*Stated task:* Select from the data all lines with the word "Rate".

*Dataset rows:*
───

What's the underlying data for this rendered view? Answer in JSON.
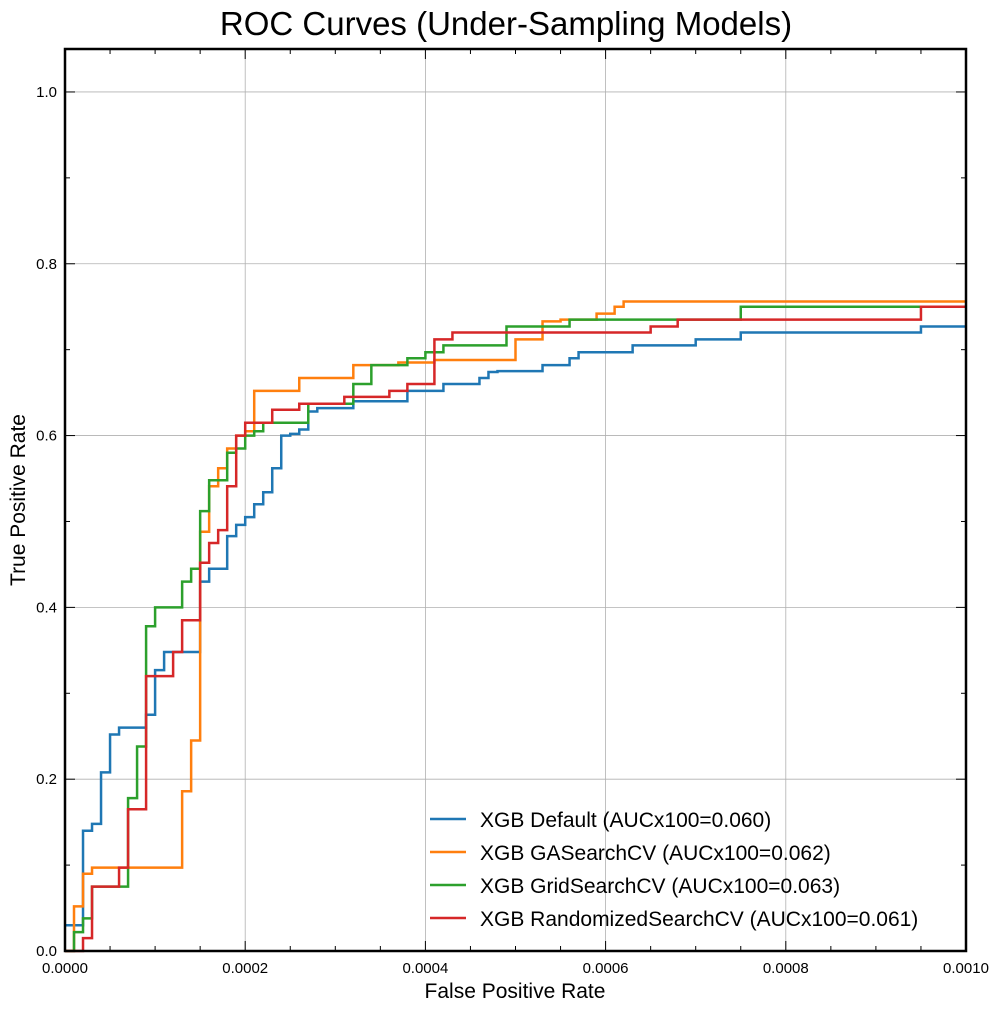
{
  "chart_data": {
    "type": "line",
    "title": "ROC Curves (Under-Sampling Models)",
    "xlabel": "False Positive Rate",
    "ylabel": "True Positive Rate",
    "xlim": [
      0,
      0.001
    ],
    "ylim": [
      0,
      1.05
    ],
    "x_ticks": [
      0,
      0.0002,
      0.0004,
      0.0006,
      0.0008,
      0.001
    ],
    "x_tick_labels": [
      "0.0000",
      "0.0002",
      "0.0004",
      "0.0006",
      "0.0008",
      "0.0010"
    ],
    "y_ticks": [
      0,
      0.2,
      0.4,
      0.6,
      0.8,
      1.0
    ],
    "y_tick_labels": [
      "0.0",
      "0.2",
      "0.4",
      "0.6",
      "0.8",
      "1.0"
    ],
    "grid": true,
    "legend_position": "bottom-right",
    "series": [
      {
        "name": "XGB Default (AUCx100=0.060)",
        "color": "#1f77b4",
        "x": [
          0,
          2e-05,
          2e-05,
          3e-05,
          3e-05,
          4e-05,
          4e-05,
          5e-05,
          5e-05,
          6e-05,
          6e-05,
          9e-05,
          9e-05,
          0.0001,
          0.0001,
          0.00011,
          0.00011,
          0.00012,
          0.00012,
          0.00015,
          0.00015,
          0.00016,
          0.00016,
          0.00018,
          0.00018,
          0.00019,
          0.00019,
          0.0002,
          0.0002,
          0.00021,
          0.00021,
          0.00022,
          0.00022,
          0.00023,
          0.00023,
          0.00024,
          0.00024,
          0.00025,
          0.00025,
          0.00026,
          0.00026,
          0.00027,
          0.00027,
          0.00028,
          0.00028,
          0.00032,
          0.00032,
          0.00038,
          0.00038,
          0.00042,
          0.00042,
          0.00046,
          0.00046,
          0.00047,
          0.00047,
          0.00048,
          0.00048,
          0.00053,
          0.00053,
          0.00056,
          0.00056,
          0.00057,
          0.00057,
          0.00063,
          0.00063,
          0.0007,
          0.0007,
          0.00075,
          0.00075,
          0.00095,
          0.00095,
          0.001
        ],
        "y": [
          0.03,
          0.03,
          0.14,
          0.14,
          0.148,
          0.148,
          0.208,
          0.208,
          0.252,
          0.252,
          0.26,
          0.26,
          0.275,
          0.275,
          0.327,
          0.327,
          0.348,
          0.348,
          0.348,
          0.348,
          0.43,
          0.43,
          0.445,
          0.445,
          0.483,
          0.483,
          0.496,
          0.496,
          0.505,
          0.505,
          0.52,
          0.52,
          0.534,
          0.534,
          0.562,
          0.562,
          0.6,
          0.6,
          0.602,
          0.602,
          0.607,
          0.607,
          0.628,
          0.628,
          0.632,
          0.632,
          0.64,
          0.64,
          0.652,
          0.652,
          0.66,
          0.66,
          0.667,
          0.667,
          0.674,
          0.674,
          0.675,
          0.675,
          0.682,
          0.682,
          0.69,
          0.69,
          0.697,
          0.697,
          0.705,
          0.705,
          0.712,
          0.712,
          0.72,
          0.72,
          0.727,
          0.727
        ]
      },
      {
        "name": "XGB GASearchCV (AUCx100=0.062)",
        "color": "#ff7f0e",
        "x": [
          0,
          1e-05,
          1e-05,
          2e-05,
          2e-05,
          3e-05,
          3e-05,
          0.00013,
          0.00013,
          0.00014,
          0.00014,
          0.00015,
          0.00015,
          0.00016,
          0.00016,
          0.00017,
          0.00017,
          0.00018,
          0.00018,
          0.00019,
          0.00019,
          0.0002,
          0.0002,
          0.00021,
          0.00021,
          0.00026,
          0.00026,
          0.00032,
          0.00032,
          0.00037,
          0.00037,
          0.00041,
          0.00041,
          0.0005,
          0.0005,
          0.00053,
          0.00053,
          0.00055,
          0.00055,
          0.00059,
          0.00059,
          0.00061,
          0.00061,
          0.00062,
          0.00062,
          0.001
        ],
        "y": [
          0,
          0,
          0.052,
          0.052,
          0.09,
          0.09,
          0.097,
          0.097,
          0.186,
          0.186,
          0.245,
          0.245,
          0.488,
          0.488,
          0.541,
          0.541,
          0.562,
          0.562,
          0.585,
          0.585,
          0.6,
          0.6,
          0.605,
          0.605,
          0.652,
          0.652,
          0.667,
          0.667,
          0.682,
          0.682,
          0.685,
          0.685,
          0.688,
          0.688,
          0.712,
          0.712,
          0.733,
          0.733,
          0.735,
          0.735,
          0.742,
          0.742,
          0.75,
          0.75,
          0.756,
          0.756
        ]
      },
      {
        "name": "XGB GridSearchCV (AUCx100=0.063)",
        "color": "#2ca02c",
        "x": [
          0,
          1e-05,
          1e-05,
          2e-05,
          2e-05,
          3e-05,
          3e-05,
          7e-05,
          7e-05,
          8e-05,
          8e-05,
          9e-05,
          9e-05,
          0.0001,
          0.0001,
          0.00013,
          0.00013,
          0.00014,
          0.00014,
          0.00015,
          0.00015,
          0.00016,
          0.00016,
          0.00018,
          0.00018,
          0.00019,
          0.00019,
          0.0002,
          0.0002,
          0.00021,
          0.00021,
          0.00022,
          0.00022,
          0.00027,
          0.00027,
          0.00032,
          0.00032,
          0.00034,
          0.00034,
          0.00038,
          0.00038,
          0.0004,
          0.0004,
          0.00042,
          0.00042,
          0.00049,
          0.00049,
          0.00056,
          0.00056,
          0.00075,
          0.00075,
          0.001
        ],
        "y": [
          0,
          0,
          0.022,
          0.022,
          0.038,
          0.038,
          0.075,
          0.075,
          0.178,
          0.178,
          0.238,
          0.238,
          0.378,
          0.378,
          0.4,
          0.4,
          0.43,
          0.43,
          0.445,
          0.445,
          0.512,
          0.512,
          0.548,
          0.548,
          0.58,
          0.58,
          0.585,
          0.585,
          0.6,
          0.6,
          0.605,
          0.605,
          0.615,
          0.615,
          0.637,
          0.637,
          0.66,
          0.66,
          0.682,
          0.682,
          0.69,
          0.69,
          0.697,
          0.697,
          0.705,
          0.705,
          0.727,
          0.727,
          0.735,
          0.735,
          0.75,
          0.75
        ]
      },
      {
        "name": "XGB RandomizedSearchCV (AUCx100=0.061)",
        "color": "#d62728",
        "x": [
          0,
          2e-05,
          2e-05,
          3e-05,
          3e-05,
          6e-05,
          6e-05,
          7e-05,
          7e-05,
          9e-05,
          9e-05,
          0.00012,
          0.00012,
          0.00013,
          0.00013,
          0.00015,
          0.00015,
          0.00016,
          0.00016,
          0.00017,
          0.00017,
          0.00018,
          0.00018,
          0.00019,
          0.00019,
          0.0002,
          0.0002,
          0.00023,
          0.00023,
          0.00026,
          0.00026,
          0.00031,
          0.00031,
          0.00036,
          0.00036,
          0.00038,
          0.00038,
          0.00041,
          0.00041,
          0.00043,
          0.00043,
          0.00045,
          0.00045,
          0.00065,
          0.00065,
          0.00068,
          0.00068,
          0.00095,
          0.00095,
          0.001
        ],
        "y": [
          0,
          0,
          0.015,
          0.015,
          0.075,
          0.075,
          0.097,
          0.097,
          0.165,
          0.165,
          0.32,
          0.32,
          0.348,
          0.348,
          0.385,
          0.385,
          0.452,
          0.452,
          0.475,
          0.475,
          0.49,
          0.49,
          0.541,
          0.541,
          0.6,
          0.6,
          0.615,
          0.615,
          0.63,
          0.63,
          0.637,
          0.637,
          0.645,
          0.645,
          0.652,
          0.652,
          0.66,
          0.66,
          0.712,
          0.712,
          0.72,
          0.72,
          0.72,
          0.72,
          0.727,
          0.727,
          0.735,
          0.735,
          0.75,
          0.75
        ]
      }
    ]
  }
}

───

*Solution for this exercise:*
    "xlabel": "False Positive Rate",
    "ylabel": "True Positive Rate",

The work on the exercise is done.